══ Extracted information ══

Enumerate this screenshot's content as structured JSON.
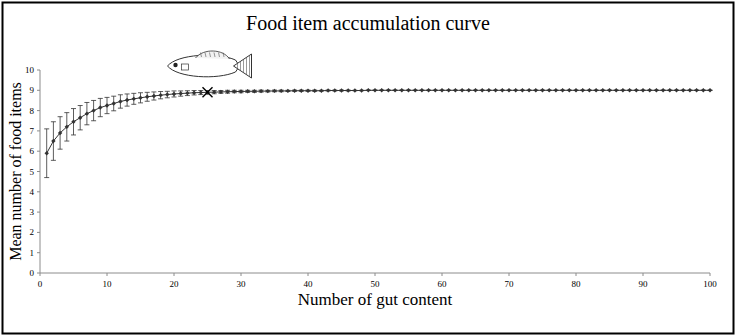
{
  "chart_data": {
    "type": "line",
    "title": "Food item accumulation curve",
    "x_label": "Number of gut content",
    "y_label": "Mean number of food items",
    "color": "#333333",
    "marker": "diamond",
    "grid": false,
    "x": [
      1,
      2,
      3,
      4,
      5,
      6,
      7,
      8,
      9,
      10,
      11,
      12,
      13,
      14,
      15,
      16,
      17,
      18,
      19,
      20,
      21,
      22,
      23,
      24,
      25,
      26,
      27,
      28,
      29,
      30,
      31,
      32,
      33,
      34,
      35,
      36,
      37,
      38,
      39,
      40,
      41,
      42,
      43,
      44,
      45,
      46,
      47,
      48,
      49,
      50,
      51,
      52,
      53,
      54,
      55,
      56,
      57,
      58,
      59,
      60,
      61,
      62,
      63,
      64,
      65,
      66,
      67,
      68,
      69,
      70,
      71,
      72,
      73,
      74,
      75,
      76,
      77,
      78,
      79,
      80,
      81,
      82,
      83,
      84,
      85,
      86,
      87,
      88,
      89,
      90,
      91,
      92,
      93,
      94,
      95,
      96,
      97,
      98,
      99,
      100
    ],
    "values": [
      5.9,
      6.5,
      6.9,
      7.2,
      7.45,
      7.65,
      7.85,
      8.0,
      8.15,
      8.25,
      8.35,
      8.45,
      8.52,
      8.58,
      8.63,
      8.68,
      8.72,
      8.76,
      8.79,
      8.82,
      8.84,
      8.86,
      8.88,
      8.89,
      8.9,
      8.91,
      8.92,
      8.93,
      8.94,
      8.94,
      8.95,
      8.95,
      8.96,
      8.96,
      8.97,
      8.97,
      8.97,
      8.98,
      8.98,
      8.98,
      8.98,
      8.98,
      8.99,
      8.99,
      8.99,
      8.99,
      8.99,
      8.99,
      9,
      9,
      9,
      9,
      9,
      9,
      9,
      9,
      9,
      9,
      9,
      9,
      9,
      9,
      9,
      9,
      9,
      9,
      9,
      9,
      9,
      9,
      9,
      9,
      9,
      9,
      9,
      9,
      9,
      9,
      9,
      9,
      9,
      9,
      9,
      9,
      9,
      9,
      9,
      9,
      9,
      9,
      9,
      9,
      9,
      9,
      9,
      9,
      9,
      9,
      9,
      9
    ],
    "error": [
      1.2,
      0.95,
      0.8,
      0.7,
      0.65,
      0.6,
      0.55,
      0.5,
      0.45,
      0.4,
      0.36,
      0.33,
      0.3,
      0.27,
      0.25,
      0.22,
      0.2,
      0.18,
      0.16,
      0.15,
      0.13,
      0.12,
      0.11,
      0.1,
      0.09,
      0.08,
      0.07,
      0.07,
      0.06,
      0.06,
      0.05,
      0.05,
      0.05,
      0.04,
      0.04,
      0.04,
      0.03,
      0.03,
      0.03,
      0.03,
      0.03,
      0.02,
      0.02,
      0.02,
      0.02,
      0.02,
      0.01,
      0.01,
      0.01,
      0.01,
      0.01,
      0.01,
      0.01,
      0.01,
      0.01,
      0,
      0,
      0,
      0,
      0,
      0,
      0,
      0,
      0,
      0,
      0,
      0,
      0,
      0,
      0,
      0,
      0,
      0,
      0,
      0,
      0,
      0,
      0,
      0,
      0,
      0,
      0,
      0,
      0,
      0,
      0,
      0,
      0,
      0,
      0,
      0,
      0,
      0,
      0,
      0,
      0,
      0,
      0,
      0,
      0
    ],
    "marked_point": {
      "x": 25,
      "y": 8.9
    },
    "xlim": [
      0,
      100
    ],
    "ylim": [
      0,
      10
    ],
    "xticks": [
      0,
      10,
      20,
      30,
      40,
      50,
      60,
      70,
      80,
      90,
      100
    ],
    "yticks": [
      0,
      1,
      2,
      3,
      4,
      5,
      6,
      7,
      8,
      9,
      10
    ]
  }
}
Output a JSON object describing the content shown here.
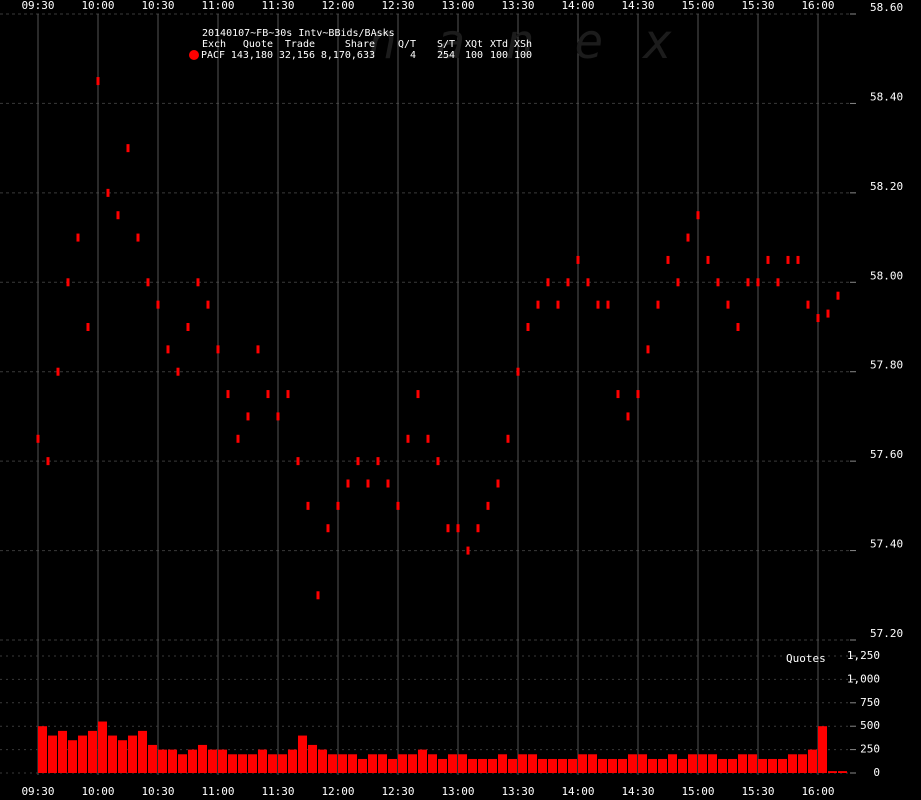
{
  "chart_data": [
    {
      "type": "scatter",
      "title": "20140107~FB~30s Intv~BBids/BAsks",
      "watermark": "nanex",
      "legend_columns": [
        "Exch",
        "Quote",
        "Trade",
        "Share",
        "Q/T",
        "S/T",
        "XQt",
        "XTd",
        "XSh"
      ],
      "legend_values": [
        {
          "value": 143180,
          "label": "143,180"
        },
        {
          "value": 32156,
          "label": "32,156"
        },
        {
          "value": 8170633,
          "label": "8,170,633"
        },
        4,
        254,
        100,
        100,
        100
      ],
      "x": [
        "09:30",
        "09:35",
        "09:40",
        "09:45",
        "09:50",
        "09:55",
        "10:00",
        "10:05",
        "10:10",
        "10:15",
        "10:20",
        "10:25",
        "10:30",
        "10:35",
        "10:40",
        "10:45",
        "10:50",
        "10:55",
        "11:00",
        "11:05",
        "11:10",
        "11:15",
        "11:20",
        "11:25",
        "11:30",
        "11:35",
        "11:40",
        "11:45",
        "11:50",
        "11:55",
        "12:00",
        "12:05",
        "12:10",
        "12:15",
        "12:20",
        "12:25",
        "12:30",
        "12:35",
        "12:40",
        "12:45",
        "12:50",
        "12:55",
        "13:00",
        "13:05",
        "13:10",
        "13:15",
        "13:20",
        "13:25",
        "13:30",
        "13:35",
        "13:40",
        "13:45",
        "13:50",
        "13:55",
        "14:00",
        "14:05",
        "14:10",
        "14:15",
        "14:20",
        "14:25",
        "14:30",
        "14:35",
        "14:40",
        "14:45",
        "14:50",
        "14:55",
        "15:00",
        "15:05",
        "15:10",
        "15:15",
        "15:20",
        "15:25",
        "15:30",
        "15:35",
        "15:40",
        "15:45",
        "15:50",
        "15:55",
        "16:00",
        "16:05",
        "16:10"
      ],
      "series": [
        {
          "name": "PACF",
          "color": "#ff0000",
          "values": [
            57.65,
            57.6,
            57.8,
            58.0,
            58.1,
            57.9,
            58.45,
            58.2,
            58.15,
            58.3,
            58.1,
            58.0,
            57.95,
            57.85,
            57.8,
            57.9,
            58.0,
            57.95,
            57.85,
            57.75,
            57.65,
            57.7,
            57.85,
            57.75,
            57.7,
            57.75,
            57.6,
            57.5,
            57.3,
            57.45,
            57.5,
            57.55,
            57.6,
            57.55,
            57.6,
            57.55,
            57.5,
            57.65,
            57.75,
            57.65,
            57.6,
            57.45,
            57.45,
            57.4,
            57.45,
            57.5,
            57.55,
            57.65,
            57.8,
            57.9,
            57.95,
            58.0,
            57.95,
            58.0,
            58.05,
            58.0,
            57.95,
            57.95,
            57.75,
            57.7,
            57.75,
            57.85,
            57.95,
            58.05,
            58.0,
            58.1,
            58.15,
            58.05,
            58.0,
            57.95,
            57.9,
            58.0,
            58.0,
            58.05,
            58.0,
            58.05,
            58.05,
            57.95,
            57.92,
            57.93,
            57.97
          ]
        }
      ],
      "xlim": [
        "09:26",
        "16:16"
      ],
      "xticks": [
        "09:30",
        "10:00",
        "10:30",
        "11:00",
        "11:30",
        "12:00",
        "12:30",
        "13:00",
        "13:30",
        "14:00",
        "14:30",
        "15:00",
        "15:30",
        "16:00"
      ],
      "ylim": [
        57.2,
        58.6
      ],
      "yticks": [
        {
          "value": 57.2,
          "label": "57.20"
        },
        {
          "value": 57.4,
          "label": "57.40"
        },
        {
          "value": 57.6,
          "label": "57.60"
        },
        {
          "value": 57.8,
          "label": "57.80"
        },
        {
          "value": 58.0,
          "label": "58.00"
        },
        {
          "value": 58.2,
          "label": "58.20"
        },
        {
          "value": 58.4,
          "label": "58.40"
        },
        {
          "value": 58.6,
          "label": "58.60"
        }
      ],
      "grid": true
    },
    {
      "type": "bar",
      "annotation": "Quotes",
      "color": "#ff0000",
      "x": [
        "09:30",
        "09:35",
        "09:40",
        "09:45",
        "09:50",
        "09:55",
        "10:00",
        "10:05",
        "10:10",
        "10:15",
        "10:20",
        "10:25",
        "10:30",
        "10:35",
        "10:40",
        "10:45",
        "10:50",
        "10:55",
        "11:00",
        "11:05",
        "11:10",
        "11:15",
        "11:20",
        "11:25",
        "11:30",
        "11:35",
        "11:40",
        "11:45",
        "11:50",
        "11:55",
        "12:00",
        "12:05",
        "12:10",
        "12:15",
        "12:20",
        "12:25",
        "12:30",
        "12:35",
        "12:40",
        "12:45",
        "12:50",
        "12:55",
        "13:00",
        "13:05",
        "13:10",
        "13:15",
        "13:20",
        "13:25",
        "13:30",
        "13:35",
        "13:40",
        "13:45",
        "13:50",
        "13:55",
        "14:00",
        "14:05",
        "14:10",
        "14:15",
        "14:20",
        "14:25",
        "14:30",
        "14:35",
        "14:40",
        "14:45",
        "14:50",
        "14:55",
        "15:00",
        "15:05",
        "15:10",
        "15:15",
        "15:20",
        "15:25",
        "15:30",
        "15:35",
        "15:40",
        "15:45",
        "15:50",
        "15:55",
        "16:00",
        "16:05",
        "16:10"
      ],
      "values": [
        500,
        400,
        450,
        350,
        400,
        450,
        550,
        400,
        350,
        400,
        450,
        300,
        250,
        250,
        200,
        250,
        300,
        250,
        250,
        200,
        200,
        200,
        250,
        200,
        200,
        250,
        400,
        300,
        250,
        200,
        200,
        200,
        150,
        200,
        200,
        150,
        200,
        200,
        250,
        200,
        150,
        200,
        200,
        150,
        150,
        150,
        200,
        150,
        200,
        200,
        150,
        150,
        150,
        150,
        200,
        200,
        150,
        150,
        150,
        200,
        200,
        150,
        150,
        200,
        150,
        200,
        200,
        200,
        150,
        150,
        200,
        200,
        150,
        150,
        150,
        200,
        200,
        250,
        500,
        20,
        20
      ],
      "xlim": [
        "09:26",
        "16:16"
      ],
      "ylim": [
        0,
        1250
      ],
      "yticks": [
        0,
        250,
        500,
        750,
        {
          "value": 1000,
          "label": "1,000"
        },
        {
          "value": 1250,
          "label": "1,250"
        }
      ]
    }
  ]
}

═══

_Given request_
Pick out each line in the material containing "JSON".

_Solution to the problem_
Enumerate this screenshot's content as structured JSON.
Output a JSON object describing the content shown here.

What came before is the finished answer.